Stored data entries:
- - -
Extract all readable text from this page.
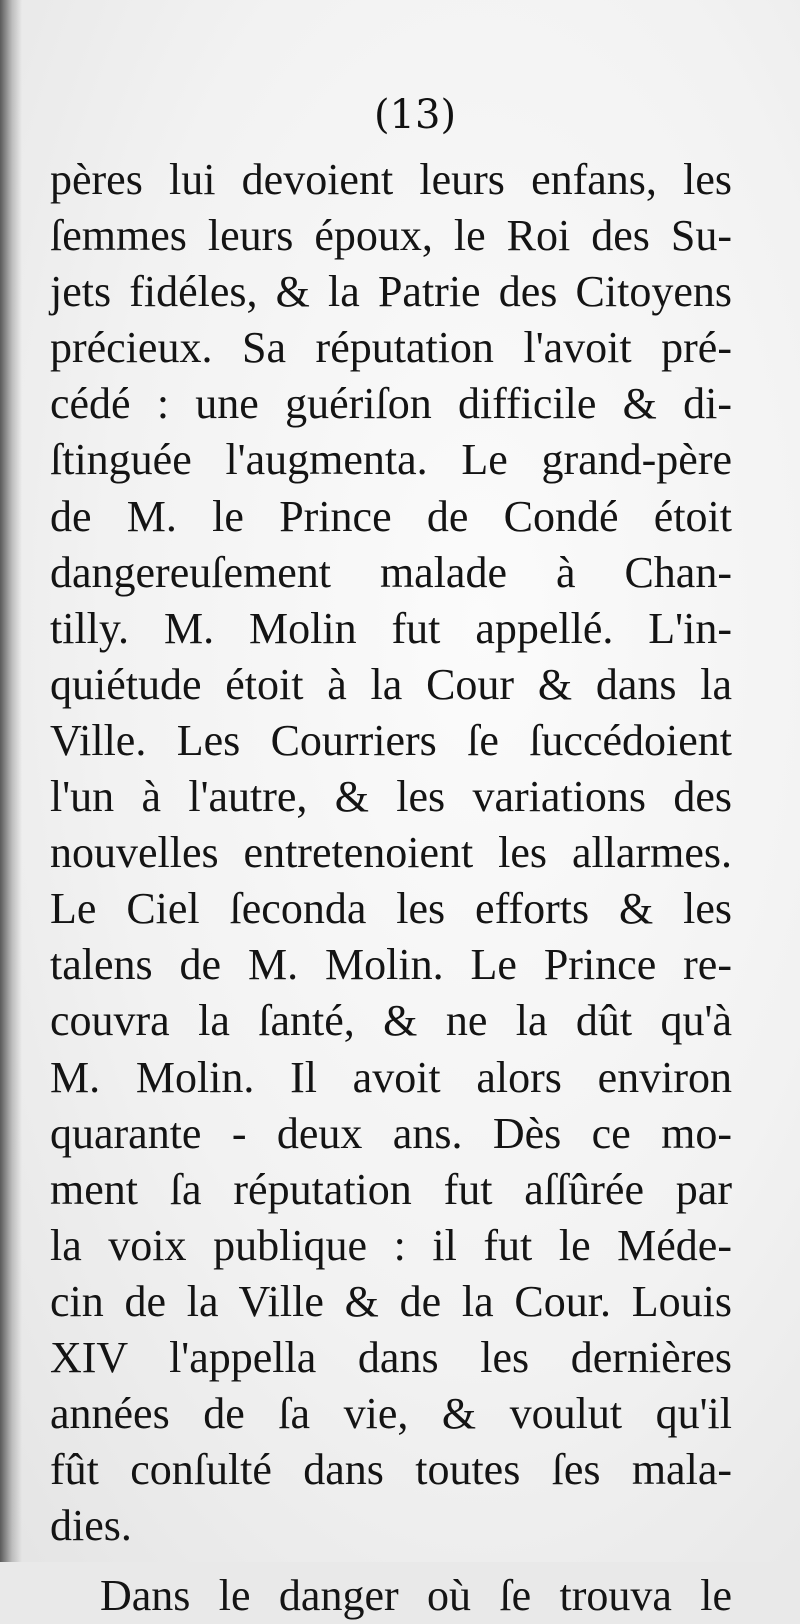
(13)
pères lui devoient leurs enfans, les
ſemmes leurs époux, le Roi des Su-
jets fidéles, & la Patrie des Citoyens
précieux. Sa réputation l'avoit pré-
cédé : une guériſon difficile & di-
ſtinguée l'augmenta. Le grand-père
de M. le Prince de Condé étoit
dangereuſement malade à Chan-
tilly. M. Molin fut appellé. L'in-
quiétude étoit à la Cour & dans la
Ville. Les Courriers ſe ſuccédoient
l'un à l'autre, & les variations des
nouvelles entretenoient les allarmes.
Le Ciel ſeconda les efforts & les
talens de M. Molin. Le Prince re-
couvra la ſanté, & ne la dût qu'à
M. Molin. Il avoit alors environ
quarante - deux ans. Dès ce mo-
ment ſa réputation fut aſſûrée par
la voix publique : il fut le Méde-
cin de la Ville & de la Cour. Louis
XIV l'appella dans les dernières
années de ſa vie, & voulut qu'il
fût conſulté dans toutes ſes mala-
dies.
Dans le danger où ſe trouva le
- - -
• _Task statement_
Which lines hold the word "Ville"? Return all of them from the records above.

• _Output for this task_
Ville. Les Courriers ſe ſuccédoient
cin de la Ville & de la Cour. Louis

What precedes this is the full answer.